• Directions:
The records below are split into lines. How many of those lines contain the string "color"? Reply with the number only.

• Entries:
****

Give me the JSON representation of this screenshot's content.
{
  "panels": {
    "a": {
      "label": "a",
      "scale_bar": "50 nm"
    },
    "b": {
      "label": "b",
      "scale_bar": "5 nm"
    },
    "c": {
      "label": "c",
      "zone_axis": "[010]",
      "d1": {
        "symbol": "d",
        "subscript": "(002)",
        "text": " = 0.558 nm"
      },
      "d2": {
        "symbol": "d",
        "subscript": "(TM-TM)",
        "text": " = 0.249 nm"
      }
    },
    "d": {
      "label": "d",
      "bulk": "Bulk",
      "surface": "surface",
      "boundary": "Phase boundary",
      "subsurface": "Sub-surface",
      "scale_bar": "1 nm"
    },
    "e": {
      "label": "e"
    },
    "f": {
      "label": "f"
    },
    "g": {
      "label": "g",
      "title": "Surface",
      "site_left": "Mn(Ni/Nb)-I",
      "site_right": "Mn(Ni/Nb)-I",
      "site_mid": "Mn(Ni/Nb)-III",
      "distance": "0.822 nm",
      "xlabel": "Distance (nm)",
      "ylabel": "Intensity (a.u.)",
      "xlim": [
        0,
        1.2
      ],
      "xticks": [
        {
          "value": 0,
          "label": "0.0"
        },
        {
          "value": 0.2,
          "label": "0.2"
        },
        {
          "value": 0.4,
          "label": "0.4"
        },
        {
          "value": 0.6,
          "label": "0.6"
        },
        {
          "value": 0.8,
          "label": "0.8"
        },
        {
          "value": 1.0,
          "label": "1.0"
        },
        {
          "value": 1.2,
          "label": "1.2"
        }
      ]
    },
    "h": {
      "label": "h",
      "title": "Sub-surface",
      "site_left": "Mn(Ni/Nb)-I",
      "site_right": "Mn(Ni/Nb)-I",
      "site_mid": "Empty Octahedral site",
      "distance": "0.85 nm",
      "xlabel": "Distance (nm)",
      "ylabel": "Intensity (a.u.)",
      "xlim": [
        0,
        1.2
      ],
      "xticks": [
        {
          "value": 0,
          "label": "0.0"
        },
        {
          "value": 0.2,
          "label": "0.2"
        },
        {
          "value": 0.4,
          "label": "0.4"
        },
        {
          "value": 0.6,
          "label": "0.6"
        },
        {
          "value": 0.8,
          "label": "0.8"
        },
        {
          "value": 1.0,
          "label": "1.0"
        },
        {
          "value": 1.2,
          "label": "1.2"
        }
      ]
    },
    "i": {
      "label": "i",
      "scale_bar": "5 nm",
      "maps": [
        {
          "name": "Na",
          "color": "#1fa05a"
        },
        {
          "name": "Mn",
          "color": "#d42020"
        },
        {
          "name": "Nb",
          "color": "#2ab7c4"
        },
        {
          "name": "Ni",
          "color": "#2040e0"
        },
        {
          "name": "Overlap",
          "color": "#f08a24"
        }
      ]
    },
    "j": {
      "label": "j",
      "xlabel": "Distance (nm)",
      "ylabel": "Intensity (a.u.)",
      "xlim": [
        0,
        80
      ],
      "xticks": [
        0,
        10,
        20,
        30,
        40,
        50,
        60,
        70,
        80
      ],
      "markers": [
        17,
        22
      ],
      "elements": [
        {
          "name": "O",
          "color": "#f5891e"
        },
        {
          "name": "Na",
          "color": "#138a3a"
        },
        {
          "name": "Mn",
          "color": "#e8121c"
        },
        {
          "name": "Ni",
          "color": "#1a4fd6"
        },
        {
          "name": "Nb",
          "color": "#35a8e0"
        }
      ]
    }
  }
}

****

• Answer:
10